■ Work instructions ■
Scan the lines below; pull out those with "screenshot".

Dataset items:
** Start **

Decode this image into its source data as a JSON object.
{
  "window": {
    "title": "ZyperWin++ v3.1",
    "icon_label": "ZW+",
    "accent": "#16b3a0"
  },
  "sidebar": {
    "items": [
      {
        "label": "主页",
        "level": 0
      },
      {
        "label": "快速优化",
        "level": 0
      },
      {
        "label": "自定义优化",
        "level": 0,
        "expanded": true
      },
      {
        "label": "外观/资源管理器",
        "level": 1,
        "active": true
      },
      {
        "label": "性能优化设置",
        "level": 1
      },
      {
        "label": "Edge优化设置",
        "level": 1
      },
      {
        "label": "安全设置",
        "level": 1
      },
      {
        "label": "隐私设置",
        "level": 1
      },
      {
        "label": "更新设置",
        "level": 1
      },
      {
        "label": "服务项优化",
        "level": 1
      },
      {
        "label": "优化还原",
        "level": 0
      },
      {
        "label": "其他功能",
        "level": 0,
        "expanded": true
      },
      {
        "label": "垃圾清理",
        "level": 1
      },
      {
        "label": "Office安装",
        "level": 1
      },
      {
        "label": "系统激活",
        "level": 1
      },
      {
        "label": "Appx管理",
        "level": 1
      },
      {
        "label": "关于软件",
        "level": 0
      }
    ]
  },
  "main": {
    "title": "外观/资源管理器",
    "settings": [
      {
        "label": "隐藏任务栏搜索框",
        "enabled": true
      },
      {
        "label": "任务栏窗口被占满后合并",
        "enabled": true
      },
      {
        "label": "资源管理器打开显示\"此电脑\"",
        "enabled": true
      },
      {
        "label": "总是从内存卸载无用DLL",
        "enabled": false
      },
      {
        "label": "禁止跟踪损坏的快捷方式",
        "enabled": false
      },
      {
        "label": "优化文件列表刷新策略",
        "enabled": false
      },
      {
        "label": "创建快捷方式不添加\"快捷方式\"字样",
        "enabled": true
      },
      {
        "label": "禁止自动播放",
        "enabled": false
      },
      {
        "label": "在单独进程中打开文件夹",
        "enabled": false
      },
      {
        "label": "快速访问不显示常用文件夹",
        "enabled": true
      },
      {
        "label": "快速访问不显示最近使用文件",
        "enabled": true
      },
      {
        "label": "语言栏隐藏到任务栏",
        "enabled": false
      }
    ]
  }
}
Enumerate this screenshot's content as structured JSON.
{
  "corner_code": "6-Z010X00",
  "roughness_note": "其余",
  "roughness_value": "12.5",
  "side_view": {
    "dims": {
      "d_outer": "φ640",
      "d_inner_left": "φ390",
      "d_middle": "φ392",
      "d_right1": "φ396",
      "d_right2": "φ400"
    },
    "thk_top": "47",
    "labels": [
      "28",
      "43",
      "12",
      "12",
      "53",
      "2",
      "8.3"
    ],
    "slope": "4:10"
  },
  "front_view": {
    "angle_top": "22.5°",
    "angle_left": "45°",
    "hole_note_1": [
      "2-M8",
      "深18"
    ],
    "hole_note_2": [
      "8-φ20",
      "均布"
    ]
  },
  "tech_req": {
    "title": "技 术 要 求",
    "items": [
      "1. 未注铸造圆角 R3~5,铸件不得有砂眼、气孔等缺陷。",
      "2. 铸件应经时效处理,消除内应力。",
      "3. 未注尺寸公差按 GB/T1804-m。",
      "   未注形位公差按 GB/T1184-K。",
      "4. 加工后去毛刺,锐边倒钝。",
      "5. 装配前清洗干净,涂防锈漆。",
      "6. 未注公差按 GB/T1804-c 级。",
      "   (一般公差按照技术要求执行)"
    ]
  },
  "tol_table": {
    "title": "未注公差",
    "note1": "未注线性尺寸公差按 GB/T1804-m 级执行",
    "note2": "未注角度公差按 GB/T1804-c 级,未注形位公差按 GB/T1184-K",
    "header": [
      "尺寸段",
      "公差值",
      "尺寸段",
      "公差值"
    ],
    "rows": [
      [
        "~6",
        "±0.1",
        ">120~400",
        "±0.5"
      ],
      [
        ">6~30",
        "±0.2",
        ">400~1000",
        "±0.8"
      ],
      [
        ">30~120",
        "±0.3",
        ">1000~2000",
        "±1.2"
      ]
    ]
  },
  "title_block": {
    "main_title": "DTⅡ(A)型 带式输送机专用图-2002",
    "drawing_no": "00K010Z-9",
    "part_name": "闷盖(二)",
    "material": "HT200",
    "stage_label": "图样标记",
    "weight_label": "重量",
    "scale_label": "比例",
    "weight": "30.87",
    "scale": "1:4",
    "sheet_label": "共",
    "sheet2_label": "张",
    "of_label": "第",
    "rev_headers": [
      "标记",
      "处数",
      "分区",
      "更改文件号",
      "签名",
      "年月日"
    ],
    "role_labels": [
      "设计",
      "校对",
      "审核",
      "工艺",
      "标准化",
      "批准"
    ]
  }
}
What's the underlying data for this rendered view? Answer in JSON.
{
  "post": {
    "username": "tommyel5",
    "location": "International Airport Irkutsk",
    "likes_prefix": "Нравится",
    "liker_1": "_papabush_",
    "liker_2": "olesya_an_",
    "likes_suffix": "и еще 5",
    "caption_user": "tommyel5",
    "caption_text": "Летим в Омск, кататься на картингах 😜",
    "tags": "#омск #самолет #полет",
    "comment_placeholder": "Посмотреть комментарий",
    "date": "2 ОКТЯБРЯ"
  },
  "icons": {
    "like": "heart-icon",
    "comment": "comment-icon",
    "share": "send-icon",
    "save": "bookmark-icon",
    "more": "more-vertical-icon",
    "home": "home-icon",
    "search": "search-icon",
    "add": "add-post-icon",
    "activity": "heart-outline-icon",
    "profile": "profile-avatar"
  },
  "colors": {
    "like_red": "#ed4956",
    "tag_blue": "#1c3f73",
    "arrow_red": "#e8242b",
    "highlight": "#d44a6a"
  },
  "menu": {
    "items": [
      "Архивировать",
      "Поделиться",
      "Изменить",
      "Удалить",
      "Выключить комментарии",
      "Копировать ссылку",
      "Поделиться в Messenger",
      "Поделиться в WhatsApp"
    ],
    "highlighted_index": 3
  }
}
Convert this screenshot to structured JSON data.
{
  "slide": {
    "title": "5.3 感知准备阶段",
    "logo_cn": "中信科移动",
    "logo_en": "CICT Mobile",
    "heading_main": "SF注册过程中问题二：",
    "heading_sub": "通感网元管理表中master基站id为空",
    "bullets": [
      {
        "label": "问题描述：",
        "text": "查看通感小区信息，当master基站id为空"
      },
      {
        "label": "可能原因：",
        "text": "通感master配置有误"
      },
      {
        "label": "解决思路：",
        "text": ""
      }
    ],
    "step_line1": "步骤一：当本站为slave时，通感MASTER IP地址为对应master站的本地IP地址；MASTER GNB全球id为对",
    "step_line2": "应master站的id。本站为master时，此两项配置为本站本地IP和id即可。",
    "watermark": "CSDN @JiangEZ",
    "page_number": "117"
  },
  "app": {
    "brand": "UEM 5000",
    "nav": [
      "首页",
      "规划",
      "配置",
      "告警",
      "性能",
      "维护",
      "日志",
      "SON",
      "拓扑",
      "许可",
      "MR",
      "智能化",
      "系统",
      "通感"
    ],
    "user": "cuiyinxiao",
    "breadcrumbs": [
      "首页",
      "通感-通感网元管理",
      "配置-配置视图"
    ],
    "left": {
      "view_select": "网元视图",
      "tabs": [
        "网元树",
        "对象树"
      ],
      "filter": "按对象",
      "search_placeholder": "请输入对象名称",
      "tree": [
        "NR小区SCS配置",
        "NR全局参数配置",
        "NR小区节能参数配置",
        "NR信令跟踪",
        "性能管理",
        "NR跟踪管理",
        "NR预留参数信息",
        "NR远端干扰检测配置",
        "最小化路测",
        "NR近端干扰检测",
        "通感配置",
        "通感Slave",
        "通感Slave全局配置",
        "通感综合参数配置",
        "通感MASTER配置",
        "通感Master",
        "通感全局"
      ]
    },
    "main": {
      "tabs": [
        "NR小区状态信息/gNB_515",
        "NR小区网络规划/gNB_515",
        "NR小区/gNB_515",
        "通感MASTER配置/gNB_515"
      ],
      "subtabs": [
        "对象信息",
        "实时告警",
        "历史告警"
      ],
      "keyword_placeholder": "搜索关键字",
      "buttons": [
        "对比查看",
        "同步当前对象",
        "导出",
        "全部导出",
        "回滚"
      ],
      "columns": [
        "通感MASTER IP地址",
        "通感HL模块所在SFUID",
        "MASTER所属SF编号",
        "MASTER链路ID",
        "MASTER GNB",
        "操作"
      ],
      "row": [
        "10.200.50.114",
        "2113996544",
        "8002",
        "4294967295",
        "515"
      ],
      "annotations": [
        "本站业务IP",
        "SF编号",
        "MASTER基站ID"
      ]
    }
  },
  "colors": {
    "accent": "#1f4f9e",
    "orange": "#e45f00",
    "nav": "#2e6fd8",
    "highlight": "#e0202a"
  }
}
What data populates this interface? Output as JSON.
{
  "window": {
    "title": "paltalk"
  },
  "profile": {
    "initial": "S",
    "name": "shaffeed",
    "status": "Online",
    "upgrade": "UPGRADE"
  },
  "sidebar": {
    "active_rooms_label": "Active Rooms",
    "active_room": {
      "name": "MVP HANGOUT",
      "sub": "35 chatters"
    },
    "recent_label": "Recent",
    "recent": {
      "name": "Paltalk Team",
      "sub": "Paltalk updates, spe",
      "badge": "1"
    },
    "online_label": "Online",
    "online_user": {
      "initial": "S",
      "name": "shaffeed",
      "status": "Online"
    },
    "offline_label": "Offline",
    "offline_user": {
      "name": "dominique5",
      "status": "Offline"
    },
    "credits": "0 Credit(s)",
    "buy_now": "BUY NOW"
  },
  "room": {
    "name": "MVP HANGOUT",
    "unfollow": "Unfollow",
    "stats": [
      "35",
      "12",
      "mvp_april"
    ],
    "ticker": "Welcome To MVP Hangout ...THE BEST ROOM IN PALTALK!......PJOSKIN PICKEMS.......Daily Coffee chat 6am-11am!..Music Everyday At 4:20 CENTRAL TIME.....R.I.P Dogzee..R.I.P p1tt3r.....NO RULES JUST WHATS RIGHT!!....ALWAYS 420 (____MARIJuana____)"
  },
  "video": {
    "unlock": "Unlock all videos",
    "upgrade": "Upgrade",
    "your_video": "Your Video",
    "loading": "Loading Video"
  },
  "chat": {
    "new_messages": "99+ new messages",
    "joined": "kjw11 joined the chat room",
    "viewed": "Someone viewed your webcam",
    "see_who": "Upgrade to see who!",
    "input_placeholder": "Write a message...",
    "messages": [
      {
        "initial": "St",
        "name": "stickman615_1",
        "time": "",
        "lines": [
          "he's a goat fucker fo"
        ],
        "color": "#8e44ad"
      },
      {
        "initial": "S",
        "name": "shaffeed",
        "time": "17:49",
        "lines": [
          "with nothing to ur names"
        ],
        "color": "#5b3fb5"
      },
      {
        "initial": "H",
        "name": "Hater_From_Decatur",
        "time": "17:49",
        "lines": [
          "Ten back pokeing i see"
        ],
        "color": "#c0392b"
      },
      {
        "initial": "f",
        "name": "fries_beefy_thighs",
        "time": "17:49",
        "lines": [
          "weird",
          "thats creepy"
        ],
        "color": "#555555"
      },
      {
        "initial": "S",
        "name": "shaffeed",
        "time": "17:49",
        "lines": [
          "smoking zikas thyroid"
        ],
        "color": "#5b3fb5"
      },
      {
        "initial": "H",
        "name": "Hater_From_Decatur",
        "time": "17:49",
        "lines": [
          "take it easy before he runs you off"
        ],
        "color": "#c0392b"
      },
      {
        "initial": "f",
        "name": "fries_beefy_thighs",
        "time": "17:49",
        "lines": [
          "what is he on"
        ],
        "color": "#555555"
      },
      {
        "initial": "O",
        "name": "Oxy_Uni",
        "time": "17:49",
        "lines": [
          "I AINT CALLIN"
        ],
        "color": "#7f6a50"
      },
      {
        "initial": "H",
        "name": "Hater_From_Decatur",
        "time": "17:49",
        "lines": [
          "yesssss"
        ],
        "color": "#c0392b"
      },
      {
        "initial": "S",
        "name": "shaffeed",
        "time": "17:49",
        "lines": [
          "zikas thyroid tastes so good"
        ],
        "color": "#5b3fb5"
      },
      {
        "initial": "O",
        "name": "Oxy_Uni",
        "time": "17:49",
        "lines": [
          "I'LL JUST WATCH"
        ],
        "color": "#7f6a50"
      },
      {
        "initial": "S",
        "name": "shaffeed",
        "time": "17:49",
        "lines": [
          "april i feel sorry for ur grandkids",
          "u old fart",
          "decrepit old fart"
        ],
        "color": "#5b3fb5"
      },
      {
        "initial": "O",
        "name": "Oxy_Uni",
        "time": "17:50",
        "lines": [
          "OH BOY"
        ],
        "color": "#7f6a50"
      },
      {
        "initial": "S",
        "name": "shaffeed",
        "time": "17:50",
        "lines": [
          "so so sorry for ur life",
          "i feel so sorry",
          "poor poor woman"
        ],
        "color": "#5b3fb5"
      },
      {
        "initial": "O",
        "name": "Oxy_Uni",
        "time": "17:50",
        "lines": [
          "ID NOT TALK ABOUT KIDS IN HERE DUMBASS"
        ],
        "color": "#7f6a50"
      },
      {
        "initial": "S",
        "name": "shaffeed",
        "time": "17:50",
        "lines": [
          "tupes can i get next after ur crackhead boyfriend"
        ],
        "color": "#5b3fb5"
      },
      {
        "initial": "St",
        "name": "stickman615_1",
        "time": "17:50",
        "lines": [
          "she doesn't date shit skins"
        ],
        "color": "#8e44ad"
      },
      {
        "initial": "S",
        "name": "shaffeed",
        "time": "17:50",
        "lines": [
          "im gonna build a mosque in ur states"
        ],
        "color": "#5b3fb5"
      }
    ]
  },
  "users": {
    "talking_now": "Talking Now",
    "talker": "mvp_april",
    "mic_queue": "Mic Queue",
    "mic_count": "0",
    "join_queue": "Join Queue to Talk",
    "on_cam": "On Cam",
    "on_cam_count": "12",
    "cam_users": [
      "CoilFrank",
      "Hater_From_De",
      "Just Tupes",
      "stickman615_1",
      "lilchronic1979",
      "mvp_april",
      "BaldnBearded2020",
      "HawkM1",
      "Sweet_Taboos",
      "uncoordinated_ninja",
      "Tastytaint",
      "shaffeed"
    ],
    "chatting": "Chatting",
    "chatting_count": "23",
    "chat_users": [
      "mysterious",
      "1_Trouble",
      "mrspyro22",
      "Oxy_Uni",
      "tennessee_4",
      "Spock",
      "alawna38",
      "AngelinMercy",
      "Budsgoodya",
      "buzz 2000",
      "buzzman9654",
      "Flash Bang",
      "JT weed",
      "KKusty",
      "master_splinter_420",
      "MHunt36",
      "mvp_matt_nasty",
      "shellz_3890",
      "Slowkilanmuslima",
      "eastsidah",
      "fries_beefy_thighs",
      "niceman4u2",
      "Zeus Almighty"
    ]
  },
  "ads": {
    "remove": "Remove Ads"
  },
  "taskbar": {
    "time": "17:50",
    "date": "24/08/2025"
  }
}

** End **

■ Solution to this task ■
Enumerate this screenshot's content as structured JSON.
Convert this screenshot to structured JSON data.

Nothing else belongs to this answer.